:: YOUR INSTRUCTIONS ::
Quote each record exactly, please, leaving none out.

:: RECORDS ::
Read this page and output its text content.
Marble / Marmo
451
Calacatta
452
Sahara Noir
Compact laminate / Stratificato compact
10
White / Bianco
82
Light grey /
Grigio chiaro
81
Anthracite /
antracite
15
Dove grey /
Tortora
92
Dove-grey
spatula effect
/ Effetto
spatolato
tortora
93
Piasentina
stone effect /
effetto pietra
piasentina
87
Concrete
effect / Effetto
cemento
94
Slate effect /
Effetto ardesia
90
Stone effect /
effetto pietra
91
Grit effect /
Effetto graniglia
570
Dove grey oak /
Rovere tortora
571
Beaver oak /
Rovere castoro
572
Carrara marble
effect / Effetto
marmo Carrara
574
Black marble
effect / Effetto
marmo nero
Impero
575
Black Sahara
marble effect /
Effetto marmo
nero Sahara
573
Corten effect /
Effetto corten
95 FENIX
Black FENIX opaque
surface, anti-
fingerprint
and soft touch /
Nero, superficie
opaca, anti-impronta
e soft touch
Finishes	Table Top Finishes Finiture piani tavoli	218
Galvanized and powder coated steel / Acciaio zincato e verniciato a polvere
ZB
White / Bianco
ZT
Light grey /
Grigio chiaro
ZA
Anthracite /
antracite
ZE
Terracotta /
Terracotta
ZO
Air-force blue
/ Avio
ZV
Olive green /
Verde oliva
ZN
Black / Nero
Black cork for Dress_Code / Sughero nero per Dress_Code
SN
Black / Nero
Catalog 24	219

:: SOLUTION TO THE EXERCISE ::
Read this page and output its text content.
Marble / Marmo
451
Calacatta
452
Sahara Noir
Compact laminate / Stratificato compact
10
White / Bianco
82
Light grey /
Grigio chiaro
81
Anthracite /
antracite
15
Dove grey /
Tortora
92
Dove-grey
spatula effect
/ Effetto
spatolato
tortora
93
Piasentina
stone effect /
effetto pietra
piasentina
87
Concrete
effect / Effetto
cemento
94
Slate effect /
Effetto ardesia
90
Stone effect /
effetto pietra
91
Grit effect /
Effetto graniglia
570
Dove grey oak /
Rovere tortora
571
Beaver oak /
Rovere castoro
572
Carrara marble
effect / Effetto
marmo Carrara
574
Black marble
effect / Effetto
marmo nero
Impero
575
Black Sahara
marble effect /
Effetto marmo
nero Sahara
573
Corten effect /
Effetto corten
95 FENIX
Black FENIX opaque
surface, anti-
fingerprint
and soft touch /
Nero, superficie
opaca, anti-impronta
e soft touch
Finishes	Table Top Finishes Finiture piani tavoli	218
Galvanized and powder coated steel / Acciaio zincato e verniciato a polvere
ZB
White / Bianco
ZT
Light grey /
Grigio chiaro
ZA
Anthracite /
antracite
ZE
Terracotta /
Terracotta
ZO
Air-force blue
/ Avio
ZV
Olive green /
Verde oliva
ZN
Black / Nero
Black cork for Dress_Code / Sughero nero per Dress_Code
SN
Black / Nero
Catalog 24	219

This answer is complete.